**REQUIREMENT**
Write out each record below exactly as it appears, with no pictures.

**ENTRIES SHOWN**
"""

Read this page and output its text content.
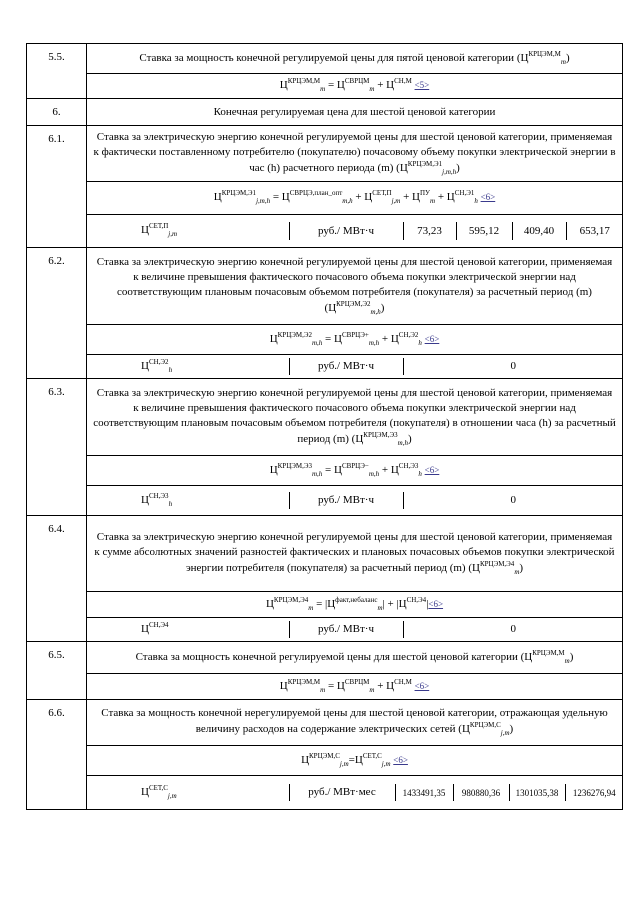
5.5.	Ставка за мощность конечной регулируемой цены для пятой ценовой категории $(Ц^{КРЦЭМ,М}_m)$
$Ц^{КРЦЭМ,М}_m = Ц^{СВРЦМ}_m + Ц^{СН,М} <5>$
6.	Конечная регулируемая цена для шестой ценовой категории
6.1.	Ставка за электрическую энергию конечной регулируемой цены для шестой ценовой категории, применяемая к фактически поставленному потребителю (покупателю) почасовому объему покупки электрической энергии в час (h) расчетного периода (m) $(Ц^{КРЦЭМ,Э1}_{j,m,h})$
$Ц^{КРЦЭМ,Э1}_{j,m,h} = Ц^{СВРЦЭ,план\_опт}_{m,h} + Ц^{СЕТ,П}_{j,m} + Ц^{ПУ}_m + Ц^{СН,Э1}_h <6>$

$Ц^{СЕТ,П}_{j,m}$	руб./ МВт·ч	73,23	595,12	409,40	653,17

6.2.	Ставка за электрическую энергию конечной регулируемой цены для шестой ценовой категории, применяемая к величине превышения фактического почасового объема покупки электрической энергии над соответствующим плановым почасовым объемом потребителя (покупателя) за расчетный период (m) $(Ц^{КРЦЭМ,Э2}_{m,h})$
$Ц^{КРЦЭМ,Э2}_{m,h} = Ц^{СВРЦЭ+}_{m,h} + Ц^{СН,Э2}_h <6>$

$Ц^{СН,Э2}_h$	руб./ МВт·ч	0

6.3.	Ставка за электрическую энергию конечной регулируемой цены для шестой ценовой категории, применяемая к величине превышения фактического почасового объема покупки электрической энергии над соответствующим плановым почасовым объемом потребителя (покупателя) в отношении часа (h) за расчетный период (m) $(Ц^{КРЦЭМ,Э3}_{m,h})$
$Ц^{КРЦЭМ,Э3}_{m,h} = Ц^{СВРЦЭ-}_{m,h} + Ц^{СН,Э3}_h <6>$

$Ц^{СН,Э3}_h$	руб./ МВт·ч	0

6.4.	Ставка за электрическую энергию конечной регулируемой цены для шестой ценовой категории, применяемая к сумме абсолютных значений разностей фактических и плановых почасовых объемов покупки электрической энергии потребителя (покупателя) за расчетный период (m) $(Ц^{КРЦЭМ,Э4}_m)$
$Ц^{КРЦЭМ,Э4}_m = |Ц^{факт,небаланс}_m| + |Ц^{СН,Э4}|<6>$

$Ц^{СН,Э4}$	руб./ МВт·ч	0

6.5.	Ставка за мощность конечной регулируемой цены для шестой ценовой категории $(Ц^{КРЦЭМ,М}_m)$
$Ц^{КРЦЭМ,М}_m = Ц^{СВРЦМ}_m + Ц^{СН,М} <6>$
6.6.	Ставка за мощность конечной нерегулируемой цены для шестой ценовой категории, отражающая удельную величину расходов на содержание электрических сетей $(Ц^{КРЦЭМ,С}_{j,m})$
$Ц^{КРЦЭМ,С}_{j,m}=Ц^{СЕТ,С}_{j,m} <6>$

$Ц^{СЕТ,С}_{j,m}$	руб./ МВт·мес	1433491,35	980880,36	1301035,38	1236276,94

"""

**FINISHED TASK**
Read this page and output its text content.
5.5.	Ставка за мощность конечной регулируемой цены для пятой ценовой категории $(Ц^{КРЦЭМ,М}_m)$
$Ц^{КРЦЭМ,М}_m = Ц^{СВРЦМ}_m + Ц^{СН,М} <5>$
6.	Конечная регулируемая цена для шестой ценовой категории
6.1.	Ставка за электрическую энергию конечной регулируемой цены для шестой ценовой категории, применяемая к фактически поставленному потребителю (покупателю) почасовому объему покупки электрической энергии в час (h) расчетного периода (m) $(Ц^{КРЦЭМ,Э1}_{j,m,h})$
$Ц^{КРЦЭМ,Э1}_{j,m,h} = Ц^{СВРЦЭ,план\_опт}_{m,h} + Ц^{СЕТ,П}_{j,m} + Ц^{ПУ}_m + Ц^{СН,Э1}_h <6>$

$Ц^{СЕТ,П}_{j,m}$	руб./ МВт·ч	73,23	595,12	409,40	653,17

6.2.	Ставка за электрическую энергию конечной регулируемой цены для шестой ценовой категории, применяемая к величине превышения фактического почасового объема покупки электрической энергии над соответствующим плановым почасовым объемом потребителя (покупателя) за расчетный период (m) $(Ц^{КРЦЭМ,Э2}_{m,h})$
$Ц^{КРЦЭМ,Э2}_{m,h} = Ц^{СВРЦЭ+}_{m,h} + Ц^{СН,Э2}_h <6>$

$Ц^{СН,Э2}_h$	руб./ МВт·ч	0

6.3.	Ставка за электрическую энергию конечной регулируемой цены для шестой ценовой категории, применяемая к величине превышения фактического почасового объема покупки электрической энергии над соответствующим плановым почасовым объемом потребителя (покупателя) в отношении часа (h) за расчетный период (m) $(Ц^{КРЦЭМ,Э3}_{m,h})$
$Ц^{КРЦЭМ,Э3}_{m,h} = Ц^{СВРЦЭ-}_{m,h} + Ц^{СН,Э3}_h <6>$

$Ц^{СН,Э3}_h$	руб./ МВт·ч	0

6.4.	Ставка за электрическую энергию конечной регулируемой цены для шестой ценовой категории, применяемая к сумме абсолютных значений разностей фактических и плановых почасовых объемов покупки электрической энергии потребителя (покупателя) за расчетный период (m) $(Ц^{КРЦЭМ,Э4}_m)$
$Ц^{КРЦЭМ,Э4}_m = |Ц^{факт,небаланс}_m| + |Ц^{СН,Э4}|<6>$

$Ц^{СН,Э4}$	руб./ МВт·ч	0

6.5.	Ставка за мощность конечной регулируемой цены для шестой ценовой категории $(Ц^{КРЦЭМ,М}_m)$
$Ц^{КРЦЭМ,М}_m = Ц^{СВРЦМ}_m + Ц^{СН,М} <6>$
6.6.	Ставка за мощность конечной нерегулируемой цены для шестой ценовой категории, отражающая удельную величину расходов на содержание электрических сетей $(Ц^{КРЦЭМ,С}_{j,m})$
$Ц^{КРЦЭМ,С}_{j,m}=Ц^{СЕТ,С}_{j,m} <6>$

$Ц^{СЕТ,С}_{j,m}$	руб./ МВт·мес	1433491,35	980880,36	1301035,38	1236276,94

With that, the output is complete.